▸ Information shown:
---------------
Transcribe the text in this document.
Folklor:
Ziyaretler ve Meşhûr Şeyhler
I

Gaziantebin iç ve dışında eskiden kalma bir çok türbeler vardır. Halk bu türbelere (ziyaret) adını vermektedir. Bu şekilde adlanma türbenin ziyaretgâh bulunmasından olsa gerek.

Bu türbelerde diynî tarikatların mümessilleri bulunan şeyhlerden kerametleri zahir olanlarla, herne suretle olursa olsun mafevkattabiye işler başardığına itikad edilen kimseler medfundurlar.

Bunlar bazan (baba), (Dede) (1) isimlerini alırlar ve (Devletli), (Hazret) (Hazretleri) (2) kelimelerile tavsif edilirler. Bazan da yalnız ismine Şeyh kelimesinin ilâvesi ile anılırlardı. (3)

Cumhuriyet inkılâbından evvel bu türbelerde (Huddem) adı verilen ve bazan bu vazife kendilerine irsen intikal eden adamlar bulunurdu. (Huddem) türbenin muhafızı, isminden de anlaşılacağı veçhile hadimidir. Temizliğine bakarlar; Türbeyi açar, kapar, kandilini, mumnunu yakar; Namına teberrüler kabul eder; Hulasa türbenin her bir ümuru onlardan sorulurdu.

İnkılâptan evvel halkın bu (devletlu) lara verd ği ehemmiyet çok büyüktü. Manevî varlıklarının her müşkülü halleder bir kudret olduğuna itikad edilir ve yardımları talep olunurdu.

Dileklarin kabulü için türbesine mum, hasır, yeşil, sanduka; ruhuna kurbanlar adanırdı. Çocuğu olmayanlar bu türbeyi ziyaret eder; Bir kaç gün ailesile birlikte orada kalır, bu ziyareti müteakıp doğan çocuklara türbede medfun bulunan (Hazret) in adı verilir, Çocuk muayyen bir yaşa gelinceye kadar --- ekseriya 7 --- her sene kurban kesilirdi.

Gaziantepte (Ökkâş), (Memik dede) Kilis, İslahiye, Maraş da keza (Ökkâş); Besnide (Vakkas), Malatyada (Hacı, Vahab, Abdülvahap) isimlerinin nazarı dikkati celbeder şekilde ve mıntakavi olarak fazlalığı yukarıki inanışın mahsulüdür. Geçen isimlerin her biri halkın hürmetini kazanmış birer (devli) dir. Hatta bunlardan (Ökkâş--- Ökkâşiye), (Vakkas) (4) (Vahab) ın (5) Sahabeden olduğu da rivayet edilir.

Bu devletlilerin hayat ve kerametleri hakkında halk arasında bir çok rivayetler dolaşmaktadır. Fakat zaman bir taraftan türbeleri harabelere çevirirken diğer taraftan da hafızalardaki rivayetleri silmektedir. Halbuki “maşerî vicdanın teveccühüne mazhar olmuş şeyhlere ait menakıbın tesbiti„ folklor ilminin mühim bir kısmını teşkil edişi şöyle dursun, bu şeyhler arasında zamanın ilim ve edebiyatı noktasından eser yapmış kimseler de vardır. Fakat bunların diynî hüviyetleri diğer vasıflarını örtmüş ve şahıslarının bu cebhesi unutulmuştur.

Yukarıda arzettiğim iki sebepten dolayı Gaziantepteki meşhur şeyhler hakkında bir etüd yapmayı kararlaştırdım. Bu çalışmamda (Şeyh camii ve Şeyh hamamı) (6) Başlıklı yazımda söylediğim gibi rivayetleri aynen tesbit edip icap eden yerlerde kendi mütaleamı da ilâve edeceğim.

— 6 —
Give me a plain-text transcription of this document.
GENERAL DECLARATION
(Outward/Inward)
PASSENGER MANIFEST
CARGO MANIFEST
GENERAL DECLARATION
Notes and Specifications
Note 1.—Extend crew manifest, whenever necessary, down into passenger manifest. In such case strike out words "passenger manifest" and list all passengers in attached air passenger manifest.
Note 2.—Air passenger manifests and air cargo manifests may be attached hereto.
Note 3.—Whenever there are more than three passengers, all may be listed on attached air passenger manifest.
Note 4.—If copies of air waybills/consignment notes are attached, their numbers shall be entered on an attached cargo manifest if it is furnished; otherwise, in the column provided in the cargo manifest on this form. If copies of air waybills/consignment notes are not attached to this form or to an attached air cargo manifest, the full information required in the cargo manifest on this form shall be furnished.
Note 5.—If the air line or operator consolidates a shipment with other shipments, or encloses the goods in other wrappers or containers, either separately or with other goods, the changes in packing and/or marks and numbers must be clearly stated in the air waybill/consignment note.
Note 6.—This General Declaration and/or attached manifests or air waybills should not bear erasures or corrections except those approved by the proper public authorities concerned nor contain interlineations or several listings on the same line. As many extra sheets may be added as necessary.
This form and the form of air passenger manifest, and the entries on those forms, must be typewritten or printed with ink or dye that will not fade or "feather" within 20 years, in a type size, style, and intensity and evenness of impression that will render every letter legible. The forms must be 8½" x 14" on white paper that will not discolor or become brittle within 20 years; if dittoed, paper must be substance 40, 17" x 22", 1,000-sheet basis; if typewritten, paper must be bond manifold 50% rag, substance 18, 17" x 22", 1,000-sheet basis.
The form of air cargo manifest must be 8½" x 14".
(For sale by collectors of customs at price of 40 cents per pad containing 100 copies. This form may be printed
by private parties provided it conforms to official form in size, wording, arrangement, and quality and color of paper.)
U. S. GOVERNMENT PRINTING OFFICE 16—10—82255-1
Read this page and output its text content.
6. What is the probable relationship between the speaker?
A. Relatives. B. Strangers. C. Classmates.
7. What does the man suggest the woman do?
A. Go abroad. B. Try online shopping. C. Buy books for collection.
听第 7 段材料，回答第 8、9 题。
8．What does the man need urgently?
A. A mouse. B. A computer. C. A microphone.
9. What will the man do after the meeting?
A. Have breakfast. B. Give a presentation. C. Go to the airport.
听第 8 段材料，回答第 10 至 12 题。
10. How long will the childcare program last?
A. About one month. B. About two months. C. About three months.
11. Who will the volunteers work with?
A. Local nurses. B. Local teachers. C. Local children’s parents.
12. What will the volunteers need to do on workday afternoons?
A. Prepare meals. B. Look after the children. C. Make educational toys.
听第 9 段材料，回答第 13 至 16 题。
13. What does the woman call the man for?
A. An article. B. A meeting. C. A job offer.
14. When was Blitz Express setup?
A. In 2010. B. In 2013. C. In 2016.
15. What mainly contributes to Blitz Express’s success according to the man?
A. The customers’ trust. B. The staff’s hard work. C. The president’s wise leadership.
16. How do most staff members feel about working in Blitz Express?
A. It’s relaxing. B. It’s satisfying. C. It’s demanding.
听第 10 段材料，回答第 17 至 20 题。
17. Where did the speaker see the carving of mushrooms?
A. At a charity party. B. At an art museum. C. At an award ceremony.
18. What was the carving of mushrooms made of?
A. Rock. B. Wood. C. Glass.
---------------
▸ Work required:
Whenever "türbenin" turns up in a line, pick that line out.

▸ Result for this task:
Gaziantebin iç ve dışında eskiden kalma bir çok türbeler vardır. Halk bu türbelere (ziyaret) adını vermektedir. Bu şekilde adlanma türbenin ziyaretgâh bulunmasından olsa gerek.
Cumhuriyet inkılâbından evvel bu türbelerde (Huddem) adı verilen ve bazan bu vazife kendilerine irsen intikal eden adamlar bulunurdu. (Huddem) türbenin muhafızı, isminden de anlaşılacağı veçhile hadimidir. Temizliğine bakarlar; Türbeyi açar, kapar, kandilini, mumnunu yakar; Namına teberrüler kabul eder; Hulasa türbenin her bir ümuru onlardan sorulurdu.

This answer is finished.